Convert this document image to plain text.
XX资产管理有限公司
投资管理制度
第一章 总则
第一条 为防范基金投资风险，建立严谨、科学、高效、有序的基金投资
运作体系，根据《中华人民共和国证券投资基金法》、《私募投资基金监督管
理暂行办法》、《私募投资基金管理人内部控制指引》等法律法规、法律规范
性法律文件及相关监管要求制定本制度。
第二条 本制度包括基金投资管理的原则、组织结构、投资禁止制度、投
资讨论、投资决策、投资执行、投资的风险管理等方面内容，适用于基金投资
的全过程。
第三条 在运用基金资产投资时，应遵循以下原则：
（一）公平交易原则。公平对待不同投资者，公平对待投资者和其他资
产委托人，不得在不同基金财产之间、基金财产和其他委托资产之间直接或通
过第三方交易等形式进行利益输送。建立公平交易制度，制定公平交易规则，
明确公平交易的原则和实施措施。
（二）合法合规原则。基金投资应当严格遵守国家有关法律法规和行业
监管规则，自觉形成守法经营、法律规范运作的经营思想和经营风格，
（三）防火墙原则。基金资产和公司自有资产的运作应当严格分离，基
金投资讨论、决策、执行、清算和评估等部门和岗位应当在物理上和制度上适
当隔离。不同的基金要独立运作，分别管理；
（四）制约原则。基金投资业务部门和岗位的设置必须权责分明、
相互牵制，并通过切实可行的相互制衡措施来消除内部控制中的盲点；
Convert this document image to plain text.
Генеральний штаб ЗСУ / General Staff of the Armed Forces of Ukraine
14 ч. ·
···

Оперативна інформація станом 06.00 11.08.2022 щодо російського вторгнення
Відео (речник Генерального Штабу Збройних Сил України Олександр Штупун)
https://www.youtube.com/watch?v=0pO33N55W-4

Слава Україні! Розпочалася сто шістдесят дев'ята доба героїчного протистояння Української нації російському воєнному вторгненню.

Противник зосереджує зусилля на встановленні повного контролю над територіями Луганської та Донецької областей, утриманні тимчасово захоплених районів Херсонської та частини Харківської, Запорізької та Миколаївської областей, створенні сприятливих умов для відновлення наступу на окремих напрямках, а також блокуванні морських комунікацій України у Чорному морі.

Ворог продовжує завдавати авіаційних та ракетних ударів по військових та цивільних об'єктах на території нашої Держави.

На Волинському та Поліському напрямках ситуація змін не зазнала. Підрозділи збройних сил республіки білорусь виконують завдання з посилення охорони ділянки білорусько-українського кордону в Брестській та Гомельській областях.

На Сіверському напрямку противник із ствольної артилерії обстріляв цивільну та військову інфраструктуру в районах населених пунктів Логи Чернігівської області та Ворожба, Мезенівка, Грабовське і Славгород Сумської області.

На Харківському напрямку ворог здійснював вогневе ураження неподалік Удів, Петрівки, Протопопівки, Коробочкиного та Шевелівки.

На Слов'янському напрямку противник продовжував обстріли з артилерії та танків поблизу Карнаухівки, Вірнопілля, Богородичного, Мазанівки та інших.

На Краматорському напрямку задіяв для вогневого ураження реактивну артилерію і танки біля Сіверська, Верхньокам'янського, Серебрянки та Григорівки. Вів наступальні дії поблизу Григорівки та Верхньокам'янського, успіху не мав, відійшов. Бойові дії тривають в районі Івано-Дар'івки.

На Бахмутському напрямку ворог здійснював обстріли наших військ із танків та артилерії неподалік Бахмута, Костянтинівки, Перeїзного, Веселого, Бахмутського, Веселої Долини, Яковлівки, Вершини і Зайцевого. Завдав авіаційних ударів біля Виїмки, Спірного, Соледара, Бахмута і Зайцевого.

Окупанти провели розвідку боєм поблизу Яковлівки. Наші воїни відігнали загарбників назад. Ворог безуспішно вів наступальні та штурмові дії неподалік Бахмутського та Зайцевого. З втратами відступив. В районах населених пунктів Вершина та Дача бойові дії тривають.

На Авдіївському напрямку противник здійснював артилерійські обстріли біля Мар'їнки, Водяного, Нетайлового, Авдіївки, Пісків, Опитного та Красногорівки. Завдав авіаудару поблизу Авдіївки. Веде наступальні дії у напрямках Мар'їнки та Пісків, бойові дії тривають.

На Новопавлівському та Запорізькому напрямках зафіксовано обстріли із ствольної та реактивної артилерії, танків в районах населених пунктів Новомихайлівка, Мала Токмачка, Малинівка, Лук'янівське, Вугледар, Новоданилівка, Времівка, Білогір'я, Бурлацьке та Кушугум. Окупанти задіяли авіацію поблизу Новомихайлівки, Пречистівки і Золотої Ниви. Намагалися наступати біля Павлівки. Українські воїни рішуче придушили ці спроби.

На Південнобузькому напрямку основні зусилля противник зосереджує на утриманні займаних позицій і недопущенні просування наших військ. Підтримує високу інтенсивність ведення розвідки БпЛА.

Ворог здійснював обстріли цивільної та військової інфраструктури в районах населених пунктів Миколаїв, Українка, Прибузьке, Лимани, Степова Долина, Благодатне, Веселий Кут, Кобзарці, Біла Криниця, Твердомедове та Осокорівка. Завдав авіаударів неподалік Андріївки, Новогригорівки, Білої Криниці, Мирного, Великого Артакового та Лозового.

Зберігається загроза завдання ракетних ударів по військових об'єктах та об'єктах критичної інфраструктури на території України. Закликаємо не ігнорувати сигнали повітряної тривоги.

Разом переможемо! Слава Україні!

▬▬▬

TASK DESCRIPTION: Scan the entries above. Copy each line that has the string "єктах".

RESPONSE TO THIS TASK:
Ворог продовжує завдавати авіаційних та ракетних ударів по військових та цивільних об'єктах на території нашої Держави.
Зберігається загроза завдання ракетних ударів по військових об'єктах та об'єктах критичної інфраструктури на території України. Закликаємо не ігнорувати сигнали повітряної тривоги.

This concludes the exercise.